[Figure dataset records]
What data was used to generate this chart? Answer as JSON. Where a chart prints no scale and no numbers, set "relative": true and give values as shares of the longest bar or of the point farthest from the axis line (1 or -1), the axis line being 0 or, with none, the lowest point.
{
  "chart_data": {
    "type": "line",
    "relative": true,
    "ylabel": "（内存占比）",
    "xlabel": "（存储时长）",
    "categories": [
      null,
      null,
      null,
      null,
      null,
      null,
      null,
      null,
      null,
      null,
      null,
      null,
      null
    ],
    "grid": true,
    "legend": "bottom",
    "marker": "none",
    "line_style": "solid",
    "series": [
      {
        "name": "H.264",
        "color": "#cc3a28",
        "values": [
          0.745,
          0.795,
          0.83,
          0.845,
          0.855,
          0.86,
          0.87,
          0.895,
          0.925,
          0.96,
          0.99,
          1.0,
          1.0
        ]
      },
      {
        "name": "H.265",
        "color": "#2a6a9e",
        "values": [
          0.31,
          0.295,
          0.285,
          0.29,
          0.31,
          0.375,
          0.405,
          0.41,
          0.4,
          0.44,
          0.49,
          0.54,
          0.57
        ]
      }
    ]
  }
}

### REQUIRED WORK
Print all of the data exactly as it was given.

### COMPLETE ANSWER
What data was used to generate this chart? Answer as JSON. Where a chart prints no scale and no numbers, set "relative": true and give values as shares of the longest bar or of the point farthest from the axis line (1 or -1), the axis line being 0 or, with none, the lowest point.
{
  "chart_data": {
    "type": "line",
    "relative": true,
    "ylabel": "（内存占比）",
    "xlabel": "（存储时长）",
    "categories": [
      null,
      null,
      null,
      null,
      null,
      null,
      null,
      null,
      null,
      null,
      null,
      null,
      null
    ],
    "grid": true,
    "legend": "bottom",
    "marker": "none",
    "line_style": "solid",
    "series": [
      {
        "name": "H.264",
        "color": "#cc3a28",
        "values": [
          0.745,
          0.795,
          0.83,
          0.845,
          0.855,
          0.86,
          0.87,
          0.895,
          0.925,
          0.96,
          0.99,
          1.0,
          1.0
        ]
      },
      {
        "name": "H.265",
        "color": "#2a6a9e",
        "values": [
          0.31,
          0.295,
          0.285,
          0.29,
          0.31,
          0.375,
          0.405,
          0.41,
          0.4,
          0.44,
          0.49,
          0.54,
          0.57
        ]
      }
    ]
  }
}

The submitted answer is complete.